*Aim of the task:*
Reproduce each of the following rows verbatim, omitting the pictures from your answer.

"""

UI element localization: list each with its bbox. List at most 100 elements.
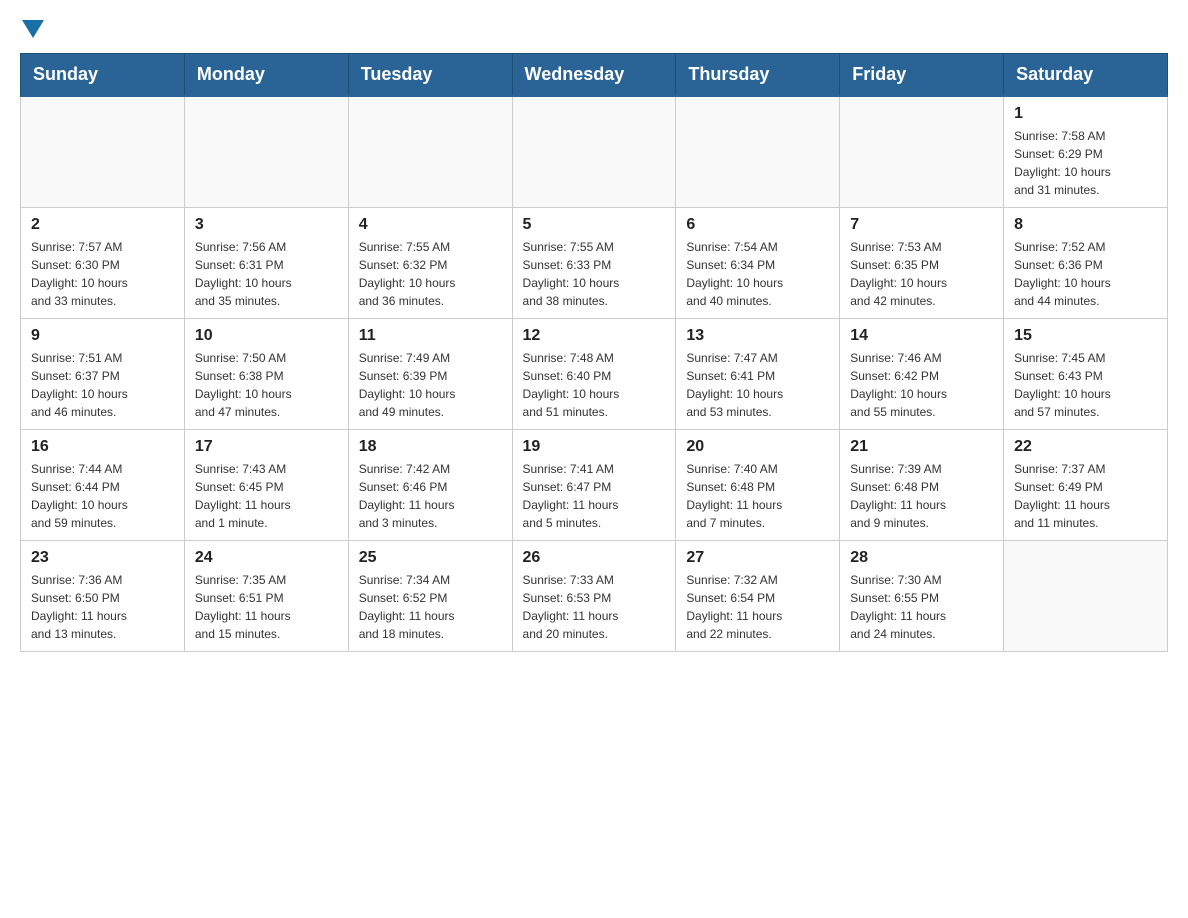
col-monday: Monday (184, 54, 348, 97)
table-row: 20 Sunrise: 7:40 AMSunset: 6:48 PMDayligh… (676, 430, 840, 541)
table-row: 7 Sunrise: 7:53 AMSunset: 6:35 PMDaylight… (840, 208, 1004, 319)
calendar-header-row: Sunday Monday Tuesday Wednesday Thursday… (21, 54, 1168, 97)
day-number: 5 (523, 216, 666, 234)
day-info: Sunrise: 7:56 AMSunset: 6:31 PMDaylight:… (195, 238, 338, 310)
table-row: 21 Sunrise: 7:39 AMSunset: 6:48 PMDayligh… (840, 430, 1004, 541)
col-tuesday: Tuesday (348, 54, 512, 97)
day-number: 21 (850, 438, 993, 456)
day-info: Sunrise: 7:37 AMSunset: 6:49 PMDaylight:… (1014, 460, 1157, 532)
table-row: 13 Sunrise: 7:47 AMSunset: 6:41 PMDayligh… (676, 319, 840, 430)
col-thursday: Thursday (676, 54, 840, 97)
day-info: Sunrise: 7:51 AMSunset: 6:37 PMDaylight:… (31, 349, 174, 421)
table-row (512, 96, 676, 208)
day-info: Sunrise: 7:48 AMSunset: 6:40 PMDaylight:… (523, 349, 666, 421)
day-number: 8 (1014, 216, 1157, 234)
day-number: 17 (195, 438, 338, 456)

"""

*Task solution:*
UI element localization: list each with its bbox. List at most 100 elements.
col-monday: Monday (184, 54, 348, 97)
table-row: 20 Sunrise: 7:40 AMSunset: 6:48 PMDayligh… (676, 430, 840, 541)
table-row: 7 Sunrise: 7:53 AMSunset: 6:35 PMDaylight… (840, 208, 1004, 319)
calendar-header-row: Sunday Monday Tuesday Wednesday Thursday… (21, 54, 1168, 97)
day-number: 5 (523, 216, 666, 234)
day-info: Sunrise: 7:56 AMSunset: 6:31 PMDaylight:… (195, 238, 338, 310)
table-row: 21 Sunrise: 7:39 AMSunset: 6:48 PMDayligh… (840, 430, 1004, 541)
col-tuesday: Tuesday (348, 54, 512, 97)
day-number: 21 (850, 438, 993, 456)
day-info: Sunrise: 7:37 AMSunset: 6:49 PMDaylight:… (1014, 460, 1157, 532)
table-row: 13 Sunrise: 7:47 AMSunset: 6:41 PMDayligh… (676, 319, 840, 430)
col-thursday: Thursday (676, 54, 840, 97)
day-info: Sunrise: 7:51 AMSunset: 6:37 PMDaylight:… (31, 349, 174, 421)
table-row (512, 96, 676, 208)
day-info: Sunrise: 7:48 AMSunset: 6:40 PMDaylight:… (523, 349, 666, 421)
day-number: 8 (1014, 216, 1157, 234)
day-number: 17 (195, 438, 338, 456)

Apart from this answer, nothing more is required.